Problem statement. Can you transcribe every entry word for word, skipping the images?

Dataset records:
----

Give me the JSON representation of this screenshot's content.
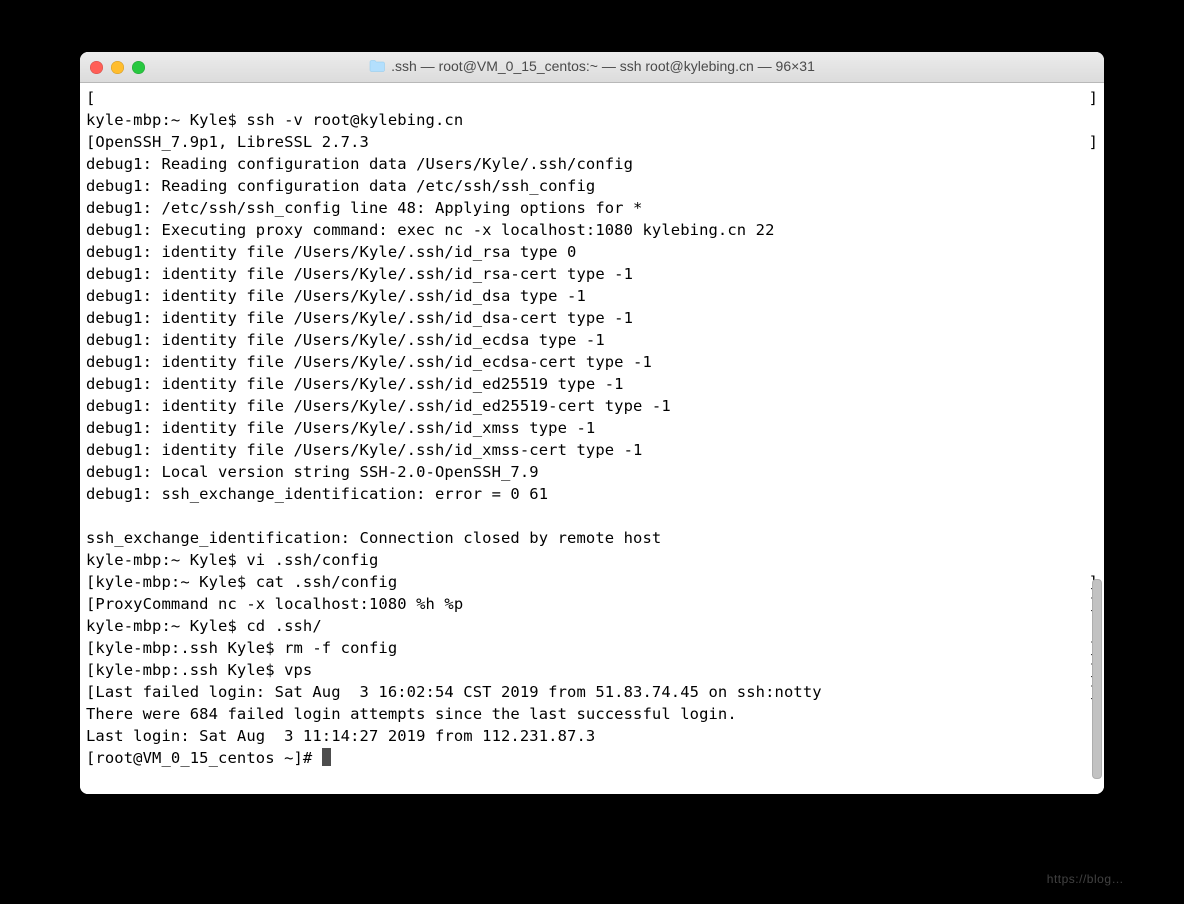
{
  "window": {
    "title": ".ssh — root@VM_0_15_centos:~ — ssh root@kylebing.cn — 96×31"
  },
  "terminal": {
    "prompt_final": "[root@VM_0_15_centos ~]# ",
    "lines": [
      {
        "left": "[",
        "right": "]"
      },
      {
        "left": "kyle-mbp:~ Kyle$ ssh -v root@kylebing.cn"
      },
      {
        "left": "[OpenSSH_7.9p1, LibreSSL 2.7.3",
        "right": "]"
      },
      {
        "left": "debug1: Reading configuration data /Users/Kyle/.ssh/config"
      },
      {
        "left": "debug1: Reading configuration data /etc/ssh/ssh_config"
      },
      {
        "left": "debug1: /etc/ssh/ssh_config line 48: Applying options for *"
      },
      {
        "left": "debug1: Executing proxy command: exec nc -x localhost:1080 kylebing.cn 22"
      },
      {
        "left": "debug1: identity file /Users/Kyle/.ssh/id_rsa type 0"
      },
      {
        "left": "debug1: identity file /Users/Kyle/.ssh/id_rsa-cert type -1"
      },
      {
        "left": "debug1: identity file /Users/Kyle/.ssh/id_dsa type -1"
      },
      {
        "left": "debug1: identity file /Users/Kyle/.ssh/id_dsa-cert type -1"
      },
      {
        "left": "debug1: identity file /Users/Kyle/.ssh/id_ecdsa type -1"
      },
      {
        "left": "debug1: identity file /Users/Kyle/.ssh/id_ecdsa-cert type -1"
      },
      {
        "left": "debug1: identity file /Users/Kyle/.ssh/id_ed25519 type -1"
      },
      {
        "left": "debug1: identity file /Users/Kyle/.ssh/id_ed25519-cert type -1"
      },
      {
        "left": "debug1: identity file /Users/Kyle/.ssh/id_xmss type -1"
      },
      {
        "left": "debug1: identity file /Users/Kyle/.ssh/id_xmss-cert type -1"
      },
      {
        "left": "debug1: Local version string SSH-2.0-OpenSSH_7.9"
      },
      {
        "left": "debug1: ssh_exchange_identification: error = 0 61"
      },
      {
        "left": ""
      },
      {
        "left": "ssh_exchange_identification: Connection closed by remote host"
      },
      {
        "left": "kyle-mbp:~ Kyle$ vi .ssh/config"
      },
      {
        "left": "[kyle-mbp:~ Kyle$ cat .ssh/config",
        "right": "]"
      },
      {
        "left": "[ProxyCommand nc -x localhost:1080 %h %p",
        "right": "]"
      },
      {
        "left": "kyle-mbp:~ Kyle$ cd .ssh/"
      },
      {
        "left": "[kyle-mbp:.ssh Kyle$ rm -f config",
        "right": "]"
      },
      {
        "left": "[kyle-mbp:.ssh Kyle$ vps",
        "right": "]"
      },
      {
        "left": "[Last failed login: Sat Aug  3 16:02:54 CST 2019 from 51.83.74.45 on ssh:notty",
        "right": "]"
      },
      {
        "left": "There were 684 failed login attempts since the last successful login."
      },
      {
        "left": "Last login: Sat Aug  3 11:14:27 2019 from 112.231.87.3"
      }
    ]
  },
  "watermark": "https://blog…"
}
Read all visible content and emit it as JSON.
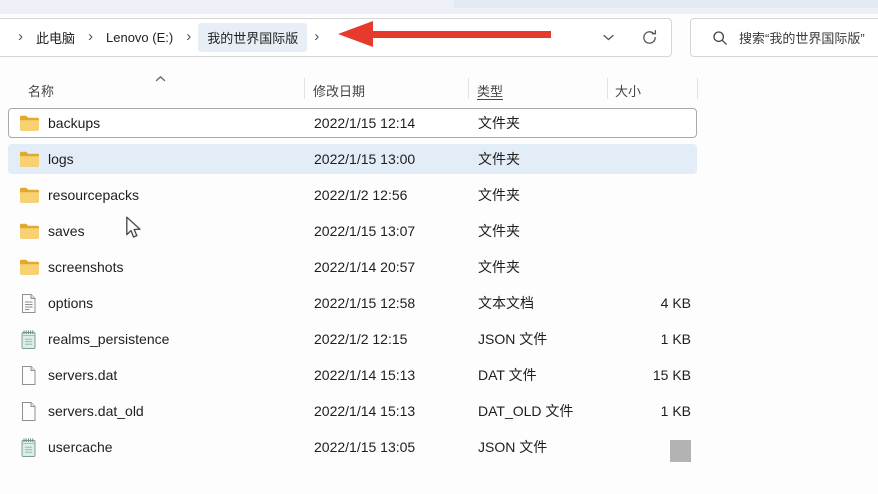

----

Full answer.
Give me the JSON representation of this screenshot's content.
{
  "window": {
    "title": ".ssh — root@VM_0_15_centos:~ — ssh root@kylebing.cn — 96×31"
  },
  "terminal": {
    "prompt_final": "[root@VM_0_15_centos ~]# ",
    "lines": [
      {
        "left": "[",
        "right": "]"
      },
      {
        "left": "kyle-mbp:~ Kyle$ ssh -v root@kylebing.cn"
      },
      {
        "left": "[OpenSSH_7.9p1, LibreSSL 2.7.3",
        "right": "]"
      },
      {
        "left": "debug1: Reading configuration data /Users/Kyle/.ssh/config"
      },
      {
        "left": "debug1: Reading configuration data /etc/ssh/ssh_config"
      },
      {
        "left": "debug1: /etc/ssh/ssh_config line 48: Applying options for *"
      },
      {
        "left": "debug1: Executing proxy command: exec nc -x localhost:1080 kylebing.cn 22"
      },
      {
        "left": "debug1: identity file /Users/Kyle/.ssh/id_rsa type 0"
      },
      {
        "left": "debug1: identity file /Users/Kyle/.ssh/id_rsa-cert type -1"
      },
      {
        "left": "debug1: identity file /Users/Kyle/.ssh/id_dsa type -1"
      },
      {
        "left": "debug1: identity file /Users/Kyle/.ssh/id_dsa-cert type -1"
      },
      {
        "left": "debug1: identity file /Users/Kyle/.ssh/id_ecdsa type -1"
      },
      {
        "left": "debug1: identity file /Users/Kyle/.ssh/id_ecdsa-cert type -1"
      },
      {
        "left": "debug1: identity file /Users/Kyle/.ssh/id_ed25519 type -1"
      },
      {
        "left": "debug1: identity file /Users/Kyle/.ssh/id_ed25519-cert type -1"
      },
      {
        "left": "debug1: identity file /Users/Kyle/.ssh/id_xmss type -1"
      },
      {
        "left": "debug1: identity file /Users/Kyle/.ssh/id_xmss-cert type -1"
      },
      {
        "left": "debug1: Local version string SSH-2.0-OpenSSH_7.9"
      },
      {
        "left": "debug1: ssh_exchange_identification: error = 0 61"
      },
      {
        "left": ""
      },
      {
        "left": "ssh_exchange_identification: Connection closed by remote host"
      },
      {
        "left": "kyle-mbp:~ Kyle$ vi .ssh/config"
      },
      {
        "left": "[kyle-mbp:~ Kyle$ cat .ssh/config",
        "right": "]"
      },
      {
        "left": "[ProxyCommand nc -x localhost:1080 %h %p",
        "right": "]"
      },
      {
        "left": "kyle-mbp:~ Kyle$ cd .ssh/"
      },
      {
        "left": "[kyle-mbp:.ssh Kyle$ rm -f config",
        "right": "]"
      },
      {
        "left": "[kyle-mbp:.ssh Kyle$ vps",
        "right": "]"
      },
      {
        "left": "[Last failed login: Sat Aug  3 16:02:54 CST 2019 from 51.83.74.45 on ssh:notty",
        "right": "]"
      },
      {
        "left": "There were 684 failed login attempts since the last successful login."
      },
      {
        "left": "Last login: Sat Aug  3 11:14:27 2019 from 112.231.87.3"
      }
    ]
  },
  "watermark": "https://blog…"
}
Read all visible content and emit it as JSON.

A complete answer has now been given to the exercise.